**小练习 A:**
在下面的文本片段中，每条边的贡献是用什么方法得出的？

========

题意

$n$ 个盒子，总共 $S$ 个球，初始状态 $\{a_i\}$ ，盒子之间边权 $w_i$ 表示一个球经过这条边的花费。问对于所有状态花费之和。

$n\leq5\times10^5, S\leq2\times10^6$ 。

题解

这种题就要考虑小贡献，对于每条边的贡献，插板法易得

$$\begin{aligned} &\sum\limits_{i=1}^{n-1}\sum\limits_{j=0}^{s_n}w_i\dbinom{i-1+j}{i-1}\dbinom{n-i-1+s_n-j}{n-i-1}|s_i-j|\\ =&\sum\limits_{i=1}^{n-1}w_i\left(\sum\limits_{j=0}^{s_n}\dbinom{i-1+j}{i-1}\dbinom{n-i-1+s_n-j}{n-i-1}(j-s_i)+2\sum\limits_{j=0}^{s_i}\dbinom{i-1+j}{i-1}\dbinom{n-i-1+s_n-j}{n-i-1}·(s_i-j)\right)\\ \end{aligned}$$

就是要求

$$f(i,\text{lim})=\sum\limits_{j=0}^{\text{lim}}\dbinom{i-1+j}{i-1}\dbinom{n-i-1+s_n-j}{n-i-1} $$

$$\begin{aligned} g(i,\text{lim})=&\sum\limits_{j=0}^{\text{lim}}\dbinom{i-1+j}{i-1}\dbinom{n-i-1+s_n-j}{n-i-1}j\\ =&\sum\limits_{j=0}^{\text{lim}}\dbinom{i-1+j}{i-1}\dbinom{n-i-1+s_n-j}{n-i-1}((i+j)-i)\\ =&\sum\limits_{j=0}^{\text{lim}}\dbinom{i+j}{i}·\dbinom{n-i-1+s_n-j}{n-i-1}i-\sum\limits_{j=0}^{\text{lim}}\dbinom{i-1+j}{i-1}\dbinom{n-i-1+s_n-j}{n-i-1}i \end{aligned}$$

本质相同。

对于 $f(i,\text{lim})$ 的求法，可以考虑递推。从 $\text{lim}$ 转移过来非常简单，直接加上 $j=\lim$ 的方案。对于从 $i$ 转移，可以重新考虑组合，上式是枚举球，那这里枚举盒子

$$f(i,\text{lim})=\sum_{j=i+1}^n\binom{\text{lim}+j-1}{j-1}\binom{s_n-\text{lim}+n-j-2}{n-j-1} $$

转移减去 $j=i+1$ 即可。

代码

#include <bits/stdc++.h>
#define ll long long

using namespace std;

const int N = 3e6 + 5, mod = 998244353;

inline ll Read() {
	ll x = 0, f = 1;
	char c = getchar();
	while (c != '-' && (c < '0' || c > '9')) c = getchar();
	if (c == '-') f = -f, c = getchar();
	while (c >= '0' && c <= '9') x = (x << 3) + (x << 1) + c - '0', c = getchar();
	return x * f;
}

namespace Main {
	int n;
	int s[N], w[N];
	int fac[N], inv[N];
	int add(int a, int b) { return a + b > mod? a + b - mod: a + b; }
	int dec(int a, int b) { return a - b < 0? a - b + mod: a - b; }
	int mul(int a, int b) { return 1ll * a * b % mod; }
	int qpow (int a, ll b) {
		int ans = 1;
		for (; b; b >>= 1, a = mul(a, a))

========

**小练习 B:**
重抄下列数据行中的一段：从数据行的第一行开始，抄到含有“bar-1-5 bbox=[1130, 481, 1323, 521]”的那一行为止，首尾两行都要包括。

========

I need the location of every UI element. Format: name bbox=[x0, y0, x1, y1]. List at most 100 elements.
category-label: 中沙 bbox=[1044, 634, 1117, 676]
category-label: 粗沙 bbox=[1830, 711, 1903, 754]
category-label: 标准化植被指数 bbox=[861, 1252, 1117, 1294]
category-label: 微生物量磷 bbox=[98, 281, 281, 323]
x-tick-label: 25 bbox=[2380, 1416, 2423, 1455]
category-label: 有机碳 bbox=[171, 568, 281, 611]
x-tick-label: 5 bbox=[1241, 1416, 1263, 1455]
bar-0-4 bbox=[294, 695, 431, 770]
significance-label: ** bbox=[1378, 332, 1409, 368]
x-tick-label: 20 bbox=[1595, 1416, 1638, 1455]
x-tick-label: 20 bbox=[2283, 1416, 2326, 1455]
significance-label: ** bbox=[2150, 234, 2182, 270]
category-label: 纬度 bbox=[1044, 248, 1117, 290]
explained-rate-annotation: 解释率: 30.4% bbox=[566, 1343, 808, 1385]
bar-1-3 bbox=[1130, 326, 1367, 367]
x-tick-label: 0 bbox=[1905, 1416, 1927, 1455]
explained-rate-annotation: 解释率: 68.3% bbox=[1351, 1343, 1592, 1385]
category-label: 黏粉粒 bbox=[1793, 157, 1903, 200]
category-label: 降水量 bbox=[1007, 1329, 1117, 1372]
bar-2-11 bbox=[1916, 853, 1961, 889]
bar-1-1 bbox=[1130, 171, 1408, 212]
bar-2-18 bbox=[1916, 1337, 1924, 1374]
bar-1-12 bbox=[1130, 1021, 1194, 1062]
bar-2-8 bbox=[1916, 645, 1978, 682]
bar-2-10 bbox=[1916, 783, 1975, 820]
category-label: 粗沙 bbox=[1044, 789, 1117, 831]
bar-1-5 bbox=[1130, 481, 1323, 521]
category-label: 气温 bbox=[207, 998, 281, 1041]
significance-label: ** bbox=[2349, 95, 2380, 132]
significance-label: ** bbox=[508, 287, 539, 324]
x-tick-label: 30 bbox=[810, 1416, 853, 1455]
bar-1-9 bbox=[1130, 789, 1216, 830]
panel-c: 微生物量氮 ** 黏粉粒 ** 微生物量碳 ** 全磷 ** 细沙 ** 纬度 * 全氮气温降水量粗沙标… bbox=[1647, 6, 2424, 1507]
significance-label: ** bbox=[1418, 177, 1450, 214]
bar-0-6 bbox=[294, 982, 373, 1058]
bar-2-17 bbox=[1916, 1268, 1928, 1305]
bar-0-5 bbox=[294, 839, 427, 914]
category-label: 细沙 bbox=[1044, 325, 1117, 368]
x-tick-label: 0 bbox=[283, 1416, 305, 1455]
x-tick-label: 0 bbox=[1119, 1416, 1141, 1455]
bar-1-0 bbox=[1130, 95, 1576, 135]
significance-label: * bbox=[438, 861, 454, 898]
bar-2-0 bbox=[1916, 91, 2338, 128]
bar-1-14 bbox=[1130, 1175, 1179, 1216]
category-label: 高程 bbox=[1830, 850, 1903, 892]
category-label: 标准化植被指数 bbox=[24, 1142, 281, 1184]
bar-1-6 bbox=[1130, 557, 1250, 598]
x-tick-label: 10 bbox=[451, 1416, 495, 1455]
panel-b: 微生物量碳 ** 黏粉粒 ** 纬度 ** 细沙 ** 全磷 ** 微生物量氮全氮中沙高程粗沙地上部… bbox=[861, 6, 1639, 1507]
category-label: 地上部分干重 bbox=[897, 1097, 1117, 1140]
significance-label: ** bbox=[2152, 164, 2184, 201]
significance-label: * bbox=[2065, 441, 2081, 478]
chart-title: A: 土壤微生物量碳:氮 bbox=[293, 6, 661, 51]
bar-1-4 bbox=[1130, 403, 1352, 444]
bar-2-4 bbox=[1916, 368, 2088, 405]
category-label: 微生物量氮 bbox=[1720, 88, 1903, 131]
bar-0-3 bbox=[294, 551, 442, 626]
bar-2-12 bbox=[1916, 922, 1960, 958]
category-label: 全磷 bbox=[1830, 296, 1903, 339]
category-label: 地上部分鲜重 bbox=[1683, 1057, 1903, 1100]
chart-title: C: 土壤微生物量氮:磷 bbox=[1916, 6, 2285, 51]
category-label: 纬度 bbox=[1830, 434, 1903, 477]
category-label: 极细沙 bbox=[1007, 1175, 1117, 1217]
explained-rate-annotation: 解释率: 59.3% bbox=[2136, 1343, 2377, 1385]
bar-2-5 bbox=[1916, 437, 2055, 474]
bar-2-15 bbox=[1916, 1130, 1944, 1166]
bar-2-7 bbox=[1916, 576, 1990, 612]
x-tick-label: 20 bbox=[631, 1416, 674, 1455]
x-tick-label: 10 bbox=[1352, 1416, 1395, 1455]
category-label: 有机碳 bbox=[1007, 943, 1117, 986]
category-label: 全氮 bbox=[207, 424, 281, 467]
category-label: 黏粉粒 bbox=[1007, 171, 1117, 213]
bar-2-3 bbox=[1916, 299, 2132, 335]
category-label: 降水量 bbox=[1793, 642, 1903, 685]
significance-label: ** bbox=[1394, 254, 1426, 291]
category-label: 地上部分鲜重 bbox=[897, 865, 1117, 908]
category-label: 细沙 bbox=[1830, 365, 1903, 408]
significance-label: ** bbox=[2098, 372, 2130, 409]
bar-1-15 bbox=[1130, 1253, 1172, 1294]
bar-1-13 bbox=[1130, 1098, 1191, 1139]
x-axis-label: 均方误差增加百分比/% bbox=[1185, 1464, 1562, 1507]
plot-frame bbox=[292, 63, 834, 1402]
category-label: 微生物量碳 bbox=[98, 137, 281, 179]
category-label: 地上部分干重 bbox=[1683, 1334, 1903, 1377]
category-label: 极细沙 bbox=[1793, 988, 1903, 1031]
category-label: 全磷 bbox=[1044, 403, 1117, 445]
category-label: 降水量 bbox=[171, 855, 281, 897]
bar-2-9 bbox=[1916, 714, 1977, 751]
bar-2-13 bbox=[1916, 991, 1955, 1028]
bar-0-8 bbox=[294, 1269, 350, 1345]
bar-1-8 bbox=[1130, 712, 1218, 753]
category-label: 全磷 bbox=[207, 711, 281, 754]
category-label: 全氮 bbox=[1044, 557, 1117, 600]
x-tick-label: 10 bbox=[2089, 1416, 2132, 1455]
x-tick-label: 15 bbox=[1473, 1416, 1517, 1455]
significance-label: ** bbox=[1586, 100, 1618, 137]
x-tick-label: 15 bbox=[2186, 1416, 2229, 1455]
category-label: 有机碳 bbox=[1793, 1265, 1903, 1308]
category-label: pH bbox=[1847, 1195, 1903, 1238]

========

**练习答案 A:**
插板法。

**练习答案 B:**
I need the location of every UI element. Format: name bbox=[x0, y0, x1, y1]. List at most 100 elements.
category-label: 中沙 bbox=[1044, 634, 1117, 676]
category-label: 粗沙 bbox=[1830, 711, 1903, 754]
category-label: 标准化植被指数 bbox=[861, 1252, 1117, 1294]
category-label: 微生物量磷 bbox=[98, 281, 281, 323]
x-tick-label: 25 bbox=[2380, 1416, 2423, 1455]
category-label: 有机碳 bbox=[171, 568, 281, 611]
x-tick-label: 5 bbox=[1241, 1416, 1263, 1455]
bar-0-4 bbox=[294, 695, 431, 770]
significance-label: ** bbox=[1378, 332, 1409, 368]
x-tick-label: 20 bbox=[1595, 1416, 1638, 1455]
x-tick-label: 20 bbox=[2283, 1416, 2326, 1455]
significance-label: ** bbox=[2150, 234, 2182, 270]
category-label: 纬度 bbox=[1044, 248, 1117, 290]
explained-rate-annotation: 解释率: 30.4% bbox=[566, 1343, 808, 1385]
bar-1-3 bbox=[1130, 326, 1367, 367]
x-tick-label: 0 bbox=[1905, 1416, 1927, 1455]
explained-rate-annotation: 解释率: 68.3% bbox=[1351, 1343, 1592, 1385]
category-label: 黏粉粒 bbox=[1793, 157, 1903, 200]
category-label: 降水量 bbox=[1007, 1329, 1117, 1372]
bar-2-11 bbox=[1916, 853, 1961, 889]
bar-1-1 bbox=[1130, 171, 1408, 212]
bar-2-18 bbox=[1916, 1337, 1924, 1374]
bar-1-12 bbox=[1130, 1021, 1194, 1062]
bar-2-8 bbox=[1916, 645, 1978, 682]
bar-2-10 bbox=[1916, 783, 1975, 820]
category-label: 粗沙 bbox=[1044, 789, 1117, 831]
bar-1-5 bbox=[1130, 481, 1323, 521]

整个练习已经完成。